◆ Description of the task:
Each record must be retyped in full. No character may differ.

◆ Data for this task:

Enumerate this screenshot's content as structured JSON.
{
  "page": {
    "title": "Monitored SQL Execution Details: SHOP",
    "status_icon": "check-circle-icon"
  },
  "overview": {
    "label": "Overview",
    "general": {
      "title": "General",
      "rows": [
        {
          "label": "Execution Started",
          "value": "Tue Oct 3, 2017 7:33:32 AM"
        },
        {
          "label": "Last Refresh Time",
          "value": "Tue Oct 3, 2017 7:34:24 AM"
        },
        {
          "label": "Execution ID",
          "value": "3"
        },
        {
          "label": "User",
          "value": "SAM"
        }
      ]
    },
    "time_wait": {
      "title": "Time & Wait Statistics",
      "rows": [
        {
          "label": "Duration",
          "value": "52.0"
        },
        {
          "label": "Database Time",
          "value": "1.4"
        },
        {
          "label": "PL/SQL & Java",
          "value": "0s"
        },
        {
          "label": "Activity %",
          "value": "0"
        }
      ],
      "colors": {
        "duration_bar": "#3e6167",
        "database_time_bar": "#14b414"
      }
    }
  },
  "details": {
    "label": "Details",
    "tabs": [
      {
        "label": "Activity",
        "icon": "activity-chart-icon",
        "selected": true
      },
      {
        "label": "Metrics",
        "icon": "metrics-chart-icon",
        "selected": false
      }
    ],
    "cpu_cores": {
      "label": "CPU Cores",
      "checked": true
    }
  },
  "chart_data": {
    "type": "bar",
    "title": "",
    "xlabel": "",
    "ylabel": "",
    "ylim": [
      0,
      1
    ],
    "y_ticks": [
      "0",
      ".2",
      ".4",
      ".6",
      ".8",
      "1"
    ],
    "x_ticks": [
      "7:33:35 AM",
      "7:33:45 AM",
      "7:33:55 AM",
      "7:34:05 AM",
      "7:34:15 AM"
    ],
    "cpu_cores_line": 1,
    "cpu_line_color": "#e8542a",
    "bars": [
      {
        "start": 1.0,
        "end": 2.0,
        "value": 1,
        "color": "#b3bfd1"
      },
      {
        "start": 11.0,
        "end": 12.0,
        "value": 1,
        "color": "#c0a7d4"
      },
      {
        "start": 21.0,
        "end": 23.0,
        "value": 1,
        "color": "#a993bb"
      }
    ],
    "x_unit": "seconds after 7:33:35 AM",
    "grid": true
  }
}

◆ Result:
Enumerate this screenshot's content as structured JSON.
{
  "page": {
    "title": "Monitored SQL Execution Details: SHOP",
    "status_icon": "check-circle-icon"
  },
  "overview": {
    "label": "Overview",
    "general": {
      "title": "General",
      "rows": [
        {
          "label": "Execution Started",
          "value": "Tue Oct 3, 2017 7:33:32 AM"
        },
        {
          "label": "Last Refresh Time",
          "value": "Tue Oct 3, 2017 7:34:24 AM"
        },
        {
          "label": "Execution ID",
          "value": "3"
        },
        {
          "label": "User",
          "value": "SAM"
        }
      ]
    },
    "time_wait": {
      "title": "Time & Wait Statistics",
      "rows": [
        {
          "label": "Duration",
          "value": "52.0"
        },
        {
          "label": "Database Time",
          "value": "1.4"
        },
        {
          "label": "PL/SQL & Java",
          "value": "0s"
        },
        {
          "label": "Activity %",
          "value": "0"
        }
      ],
      "colors": {
        "duration_bar": "#3e6167",
        "database_time_bar": "#14b414"
      }
    }
  },
  "details": {
    "label": "Details",
    "tabs": [
      {
        "label": "Activity",
        "icon": "activity-chart-icon",
        "selected": true
      },
      {
        "label": "Metrics",
        "icon": "metrics-chart-icon",
        "selected": false
      }
    ],
    "cpu_cores": {
      "label": "CPU Cores",
      "checked": true
    }
  },
  "chart_data": {
    "type": "bar",
    "title": "",
    "xlabel": "",
    "ylabel": "",
    "ylim": [
      0,
      1
    ],
    "y_ticks": [
      "0",
      ".2",
      ".4",
      ".6",
      ".8",
      "1"
    ],
    "x_ticks": [
      "7:33:35 AM",
      "7:33:45 AM",
      "7:33:55 AM",
      "7:34:05 AM",
      "7:34:15 AM"
    ],
    "cpu_cores_line": 1,
    "cpu_line_color": "#e8542a",
    "bars": [
      {
        "start": 1.0,
        "end": 2.0,
        "value": 1,
        "color": "#b3bfd1"
      },
      {
        "start": 11.0,
        "end": 12.0,
        "value": 1,
        "color": "#c0a7d4"
      },
      {
        "start": 21.0,
        "end": 23.0,
        "value": 1,
        "color": "#a993bb"
      }
    ],
    "x_unit": "seconds after 7:33:35 AM",
    "grid": true
  }
}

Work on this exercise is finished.